— begin Selected excerpt —
Fintech as a Service Market Regional Analysis
The global market has been classified into North America, Europe, Asia Pacific, Middle East & Africa, and South America on the basis of region.

The North America fintech as a service market share stood around 36.15% in 2024 in the global market, with a valuation of USD 128.77 billion. This dominance stems from the increasing integration of financial services into e-commerce, logistics, and enterprise platforms. Businesses are embedding payment gateways, digital wallets, and credit products directly into their platforms to improve customer retention and revenue streams.
Large retailers, ride-hailing companies, and online marketplaces are partnering with FaaS providers to enable instant payments and digital accounts. This trend is being driven by the shift toward cashless transactions and digital-first experiences. The rising number of strategic partnerships between fintech firms and non-financial businesses also supports the market’s performance.
- In March 2025, Walmart partnered with JPMorgan Chase to speed up payments for merchants on Walmart’s marketplace. The partnership allows U.S. merchants selling on Walmart’s online platform to receive faster payment settlement and manage cash flow using JPMorgan’s systems.
The market in Asia Pacific is projected to grow at a CAGR of 19.18% over the forecast period. This growth is due to the expansion of e-commerce and multi-service platforms integrating financial services. These platforms rely on FaaS providers to manage transactions, compliance, and settlements at scale.
Blockchain technology also improves the speed and transparency of international payments. Financial institutions are partnering with global technology providers to implement distributed ledger systems for real-time settlements.
- In March 2025, Axis Bank and J.P. Morgan, through J.P. Morgan’s Kinexys Digital Payments platform, launched a blockchain-based 24/7 USD clearing service for commercial clients in India. This service uses distributed ledger technology to enable real-time, around-the-clock cross-border payments.
Such initiatives are modernizing the payment infrastructure and reducing reliance on traditional clearing networks while enhancing transaction traceability and lowering costs for banks and fintech providers.
Regulatory Frameworks
- In the U.S., Fintech as a Service providers are regulated under the Bank Secrecy Act by the Financial Crimes Enforcement Network (FinCEN), which requires registration as Money Services Businesses for entities involved in money transmission. The Office of the Comptroller of the Currency (OCC) offers special-purpose fintech charters, and the Consumer Financial Protection Bureau (CFPB) oversees consumer protection, data security, and fair lending practices.
— end Selected excerpt —
— begin Entries shown —
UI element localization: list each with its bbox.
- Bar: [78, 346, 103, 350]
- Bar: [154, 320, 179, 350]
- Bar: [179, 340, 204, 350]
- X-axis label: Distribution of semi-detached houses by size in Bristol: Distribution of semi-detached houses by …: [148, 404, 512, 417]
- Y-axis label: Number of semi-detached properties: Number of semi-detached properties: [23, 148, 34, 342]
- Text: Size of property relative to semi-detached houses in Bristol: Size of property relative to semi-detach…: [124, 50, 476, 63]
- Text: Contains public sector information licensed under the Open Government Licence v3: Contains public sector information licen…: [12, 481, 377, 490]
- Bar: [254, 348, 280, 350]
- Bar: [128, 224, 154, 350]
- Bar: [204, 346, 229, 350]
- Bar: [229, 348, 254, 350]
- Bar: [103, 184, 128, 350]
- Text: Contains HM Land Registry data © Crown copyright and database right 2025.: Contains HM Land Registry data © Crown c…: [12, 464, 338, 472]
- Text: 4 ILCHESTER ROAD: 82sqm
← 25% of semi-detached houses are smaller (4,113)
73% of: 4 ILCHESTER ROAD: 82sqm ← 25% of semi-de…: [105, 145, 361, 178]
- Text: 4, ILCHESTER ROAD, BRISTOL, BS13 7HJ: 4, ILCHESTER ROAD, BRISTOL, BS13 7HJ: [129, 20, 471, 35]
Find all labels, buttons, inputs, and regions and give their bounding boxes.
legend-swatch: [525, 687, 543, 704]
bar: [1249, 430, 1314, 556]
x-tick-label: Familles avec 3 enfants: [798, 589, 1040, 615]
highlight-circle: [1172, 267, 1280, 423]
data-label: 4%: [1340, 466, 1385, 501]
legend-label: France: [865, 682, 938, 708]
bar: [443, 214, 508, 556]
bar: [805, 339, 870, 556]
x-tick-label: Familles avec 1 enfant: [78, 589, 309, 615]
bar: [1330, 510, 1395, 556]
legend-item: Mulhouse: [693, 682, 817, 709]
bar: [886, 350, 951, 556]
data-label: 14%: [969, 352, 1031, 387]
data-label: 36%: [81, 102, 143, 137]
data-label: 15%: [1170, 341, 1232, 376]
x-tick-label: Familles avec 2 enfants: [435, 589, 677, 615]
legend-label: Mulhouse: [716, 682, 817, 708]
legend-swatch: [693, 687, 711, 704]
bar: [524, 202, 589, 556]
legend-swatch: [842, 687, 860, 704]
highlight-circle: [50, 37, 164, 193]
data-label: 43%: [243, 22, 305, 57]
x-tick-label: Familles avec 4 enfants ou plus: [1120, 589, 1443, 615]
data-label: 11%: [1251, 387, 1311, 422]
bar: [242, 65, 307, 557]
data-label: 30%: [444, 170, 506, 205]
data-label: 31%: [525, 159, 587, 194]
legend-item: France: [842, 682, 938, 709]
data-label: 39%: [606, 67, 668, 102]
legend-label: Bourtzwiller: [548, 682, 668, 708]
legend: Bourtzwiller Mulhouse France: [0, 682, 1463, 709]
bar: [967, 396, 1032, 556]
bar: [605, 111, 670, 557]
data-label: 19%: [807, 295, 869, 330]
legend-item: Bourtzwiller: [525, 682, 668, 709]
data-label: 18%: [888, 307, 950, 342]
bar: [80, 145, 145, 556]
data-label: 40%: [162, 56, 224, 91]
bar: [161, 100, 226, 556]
— end Entries shown —
**Challenges**
1. List the regions into which the fintech as a service market regional analysis classifies the global market.
2. Summarize the fintech as a service market regional analysis in three sentences.

**Written responses**
1.
North America
Europe
Asia Pacific
Middle East & Africa
South America

2. North America held about 36.15% of the global fintech as a service market in 2024, valued at USD 128.77 billion, as businesses embedded payments, wallets and credit products into their platforms and partnered with FaaS providers. Asia Pacific is projected to grow at a CAGR of 19.18% as e-commerce and multi-service platforms integrate financial services, while blockchain-based systems such as the 24/7 USD clearing service launched by Axis Bank and J.P. Morgan speed up cross-border payments. In the U.S., FaaS providers are regulated under the Bank Secrecy Act by FinCEN, the OCC offers special-purpose fintech charters, and the CFPB oversees consumer protection, data security and fair lending.